[Problem requirements]
Count each line below that has "Variación" anywhere in it. Answer with the total alone.

## start

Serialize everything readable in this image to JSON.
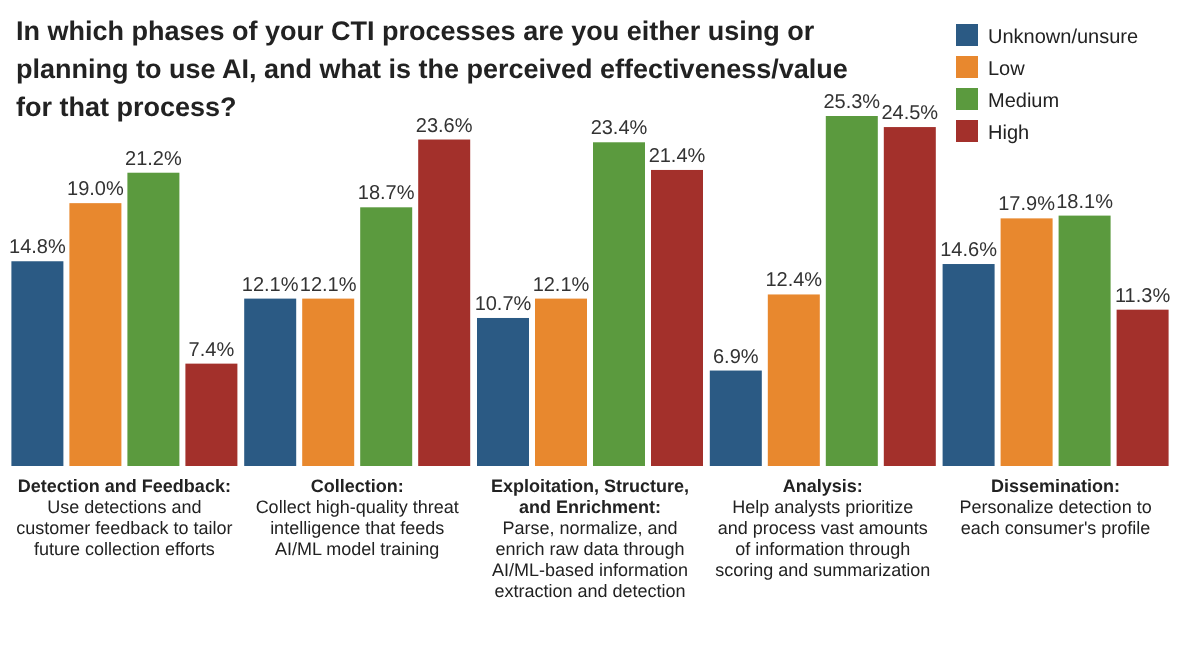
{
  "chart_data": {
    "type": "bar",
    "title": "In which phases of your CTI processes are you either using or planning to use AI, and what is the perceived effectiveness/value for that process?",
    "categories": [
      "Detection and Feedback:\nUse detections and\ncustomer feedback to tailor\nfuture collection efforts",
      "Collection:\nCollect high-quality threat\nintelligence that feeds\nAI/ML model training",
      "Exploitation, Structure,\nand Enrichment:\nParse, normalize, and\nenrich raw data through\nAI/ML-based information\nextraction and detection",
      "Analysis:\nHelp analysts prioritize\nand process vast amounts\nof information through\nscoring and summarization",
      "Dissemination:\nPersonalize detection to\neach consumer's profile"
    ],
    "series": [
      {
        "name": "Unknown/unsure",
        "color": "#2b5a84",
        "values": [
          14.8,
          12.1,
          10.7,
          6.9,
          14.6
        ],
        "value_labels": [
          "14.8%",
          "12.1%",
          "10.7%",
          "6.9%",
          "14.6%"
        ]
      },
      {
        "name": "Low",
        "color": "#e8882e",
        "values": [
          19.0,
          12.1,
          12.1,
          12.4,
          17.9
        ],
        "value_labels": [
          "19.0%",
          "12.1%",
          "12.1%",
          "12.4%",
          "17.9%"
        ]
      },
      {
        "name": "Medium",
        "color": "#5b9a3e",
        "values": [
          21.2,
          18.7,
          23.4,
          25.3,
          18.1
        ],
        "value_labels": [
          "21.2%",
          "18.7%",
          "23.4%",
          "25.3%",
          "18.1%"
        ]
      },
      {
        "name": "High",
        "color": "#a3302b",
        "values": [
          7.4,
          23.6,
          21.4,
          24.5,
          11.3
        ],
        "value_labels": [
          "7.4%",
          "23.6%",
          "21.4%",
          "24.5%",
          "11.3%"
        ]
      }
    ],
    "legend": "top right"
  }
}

## end
## start

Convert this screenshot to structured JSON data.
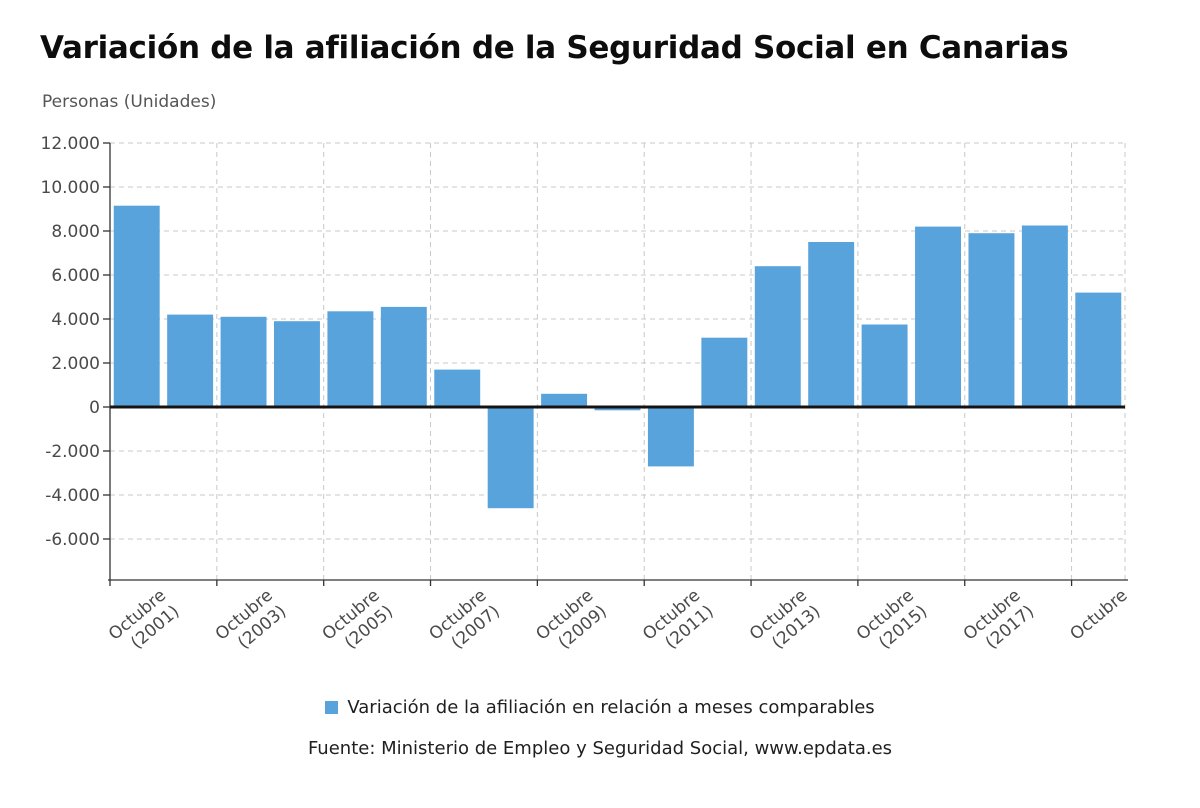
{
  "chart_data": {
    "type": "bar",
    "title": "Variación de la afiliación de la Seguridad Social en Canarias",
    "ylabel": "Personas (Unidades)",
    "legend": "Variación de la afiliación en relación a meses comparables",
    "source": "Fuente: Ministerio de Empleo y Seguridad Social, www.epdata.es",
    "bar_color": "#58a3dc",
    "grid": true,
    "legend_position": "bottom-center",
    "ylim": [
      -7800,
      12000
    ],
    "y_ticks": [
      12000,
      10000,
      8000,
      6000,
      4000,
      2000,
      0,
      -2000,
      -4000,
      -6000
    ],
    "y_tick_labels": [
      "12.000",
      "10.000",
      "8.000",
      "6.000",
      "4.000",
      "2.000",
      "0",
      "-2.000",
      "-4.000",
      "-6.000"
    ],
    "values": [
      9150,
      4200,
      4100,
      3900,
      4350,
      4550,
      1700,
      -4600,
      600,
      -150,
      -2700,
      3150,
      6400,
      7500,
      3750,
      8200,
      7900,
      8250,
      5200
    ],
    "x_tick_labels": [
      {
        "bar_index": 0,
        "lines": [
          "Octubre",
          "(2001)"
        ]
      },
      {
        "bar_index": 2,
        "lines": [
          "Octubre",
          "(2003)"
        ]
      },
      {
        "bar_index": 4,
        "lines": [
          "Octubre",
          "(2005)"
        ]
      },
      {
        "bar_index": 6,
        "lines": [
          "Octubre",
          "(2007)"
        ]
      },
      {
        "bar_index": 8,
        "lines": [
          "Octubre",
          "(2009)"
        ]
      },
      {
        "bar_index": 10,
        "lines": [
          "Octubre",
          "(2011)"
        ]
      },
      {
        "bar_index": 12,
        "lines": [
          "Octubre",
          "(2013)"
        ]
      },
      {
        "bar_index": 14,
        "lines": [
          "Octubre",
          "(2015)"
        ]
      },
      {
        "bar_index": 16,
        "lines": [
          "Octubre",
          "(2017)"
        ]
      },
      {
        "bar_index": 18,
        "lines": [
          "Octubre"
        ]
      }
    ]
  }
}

## end

[The response]
2